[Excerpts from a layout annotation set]
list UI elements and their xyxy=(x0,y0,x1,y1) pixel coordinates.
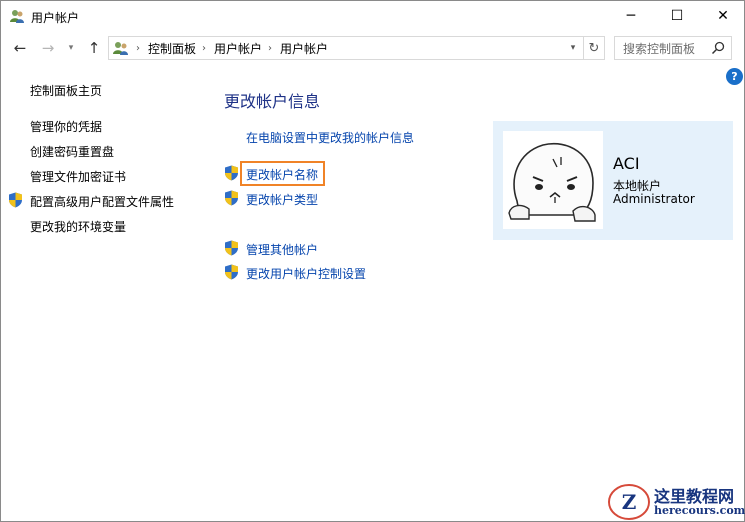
sidebar-item-advanced-profile-properties[interactable]: 配置高级用户配置文件属性 xyxy=(30,193,174,210)
title-bar[interactable]: 用户帐户 ─ ☐ ✕ xyxy=(1,1,744,31)
close-button[interactable]: ✕ xyxy=(700,1,745,31)
breadcrumb-user-accounts[interactable]: 用户帐户 xyxy=(214,40,262,57)
sidebar-item-manage-credentials[interactable]: 管理你的凭据 xyxy=(30,118,102,135)
refresh-icon: ↻ xyxy=(588,40,600,56)
search-icon xyxy=(711,41,725,55)
uac-shield-icon xyxy=(225,165,238,181)
arrow-left-icon: ← xyxy=(13,39,27,57)
uac-shield-icon xyxy=(225,264,238,280)
uac-shield-icon xyxy=(225,190,238,206)
sidebar-item-file-encryption-certs[interactable]: 管理文件加密证书 xyxy=(30,168,126,185)
watermark-logo-letter: Z xyxy=(622,490,637,514)
uac-shield-icon xyxy=(9,192,22,208)
maximize-button[interactable]: ☐ xyxy=(654,1,700,31)
account-name: ACI xyxy=(613,154,640,173)
user-accounts-icon xyxy=(10,10,24,23)
uac-shield-icon xyxy=(225,240,238,256)
sidebar-item-environment-variables[interactable]: 更改我的环境变量 xyxy=(30,218,126,235)
breadcrumb-user-accounts-current[interactable]: 用户帐户 xyxy=(280,40,328,57)
task-change-account-type[interactable]: 更改帐户类型 xyxy=(246,191,318,208)
user-accounts-window: 用户帐户 ─ ☐ ✕ ← → ▾ ↑ › 控制面板 › 用户帐户 › 用户帐户 … xyxy=(0,0,745,522)
arrow-up-icon: ↑ xyxy=(87,39,101,57)
breadcrumb-separator-icon: › xyxy=(268,42,273,54)
watermark-logo: Z xyxy=(608,484,650,520)
breadcrumb-control-panel[interactable]: 控制面板 xyxy=(148,40,196,57)
chevron-down-icon: ▾ xyxy=(68,43,74,53)
task-change-uac-settings[interactable]: 更改用户帐户控制设置 xyxy=(246,265,366,282)
refresh-button[interactable]: ↻ xyxy=(583,37,604,59)
up-button[interactable]: ↑ xyxy=(83,37,105,59)
sidebar-item-control-panel-home[interactable]: 控制面板主页 xyxy=(30,82,102,99)
account-role: Administrator xyxy=(613,192,695,206)
breadcrumb-separator-icon: › xyxy=(202,42,207,54)
navigation-bar: ← → ▾ ↑ › 控制面板 › 用户帐户 › 用户帐户 ▾ ↻ 搜索控制面板 xyxy=(1,33,744,63)
recent-locations-button[interactable]: ▾ xyxy=(64,37,78,59)
chevron-down-icon: ▾ xyxy=(570,43,576,53)
task-change-account-in-pc-settings[interactable]: 在电脑设置中更改我的帐户信息 xyxy=(246,129,414,146)
address-dropdown-button[interactable]: ▾ xyxy=(564,37,582,59)
watermark: Z 这里教程网 herecours.com xyxy=(601,479,745,522)
search-placeholder: 搜索控制面板 xyxy=(623,41,696,56)
search-input[interactable]: 搜索控制面板 xyxy=(614,36,732,60)
task-manage-other-accounts[interactable]: 管理其他帐户 xyxy=(246,241,318,258)
page-title: 更改帐户信息 xyxy=(224,92,321,111)
minimize-button[interactable]: ─ xyxy=(608,1,654,31)
task-change-account-name[interactable]: 更改帐户名称 xyxy=(246,166,318,183)
control-panel-icon xyxy=(113,42,128,55)
avatar xyxy=(503,131,603,229)
forward-button[interactable]: → xyxy=(37,37,59,59)
breadcrumb-separator-icon: › xyxy=(136,42,140,54)
watermark-url: herecours.com xyxy=(654,504,745,517)
account-card: ACI 本地帐户 Administrator xyxy=(493,121,733,240)
help-button[interactable]: ? xyxy=(726,68,743,85)
sidebar-item-password-reset-disk[interactable]: 创建密码重置盘 xyxy=(30,143,114,160)
window-title: 用户帐户 xyxy=(31,11,80,25)
back-button[interactable]: ← xyxy=(9,37,31,59)
arrow-right-icon: → xyxy=(41,39,55,57)
address-bar[interactable]: › 控制面板 › 用户帐户 › 用户帐户 ▾ ↻ xyxy=(108,36,605,60)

## [TASK DETAILS]
How many lines of the material above contain the string "arrow"? Case counts, and the reply should be the number alone.

## [OUTPUT]
3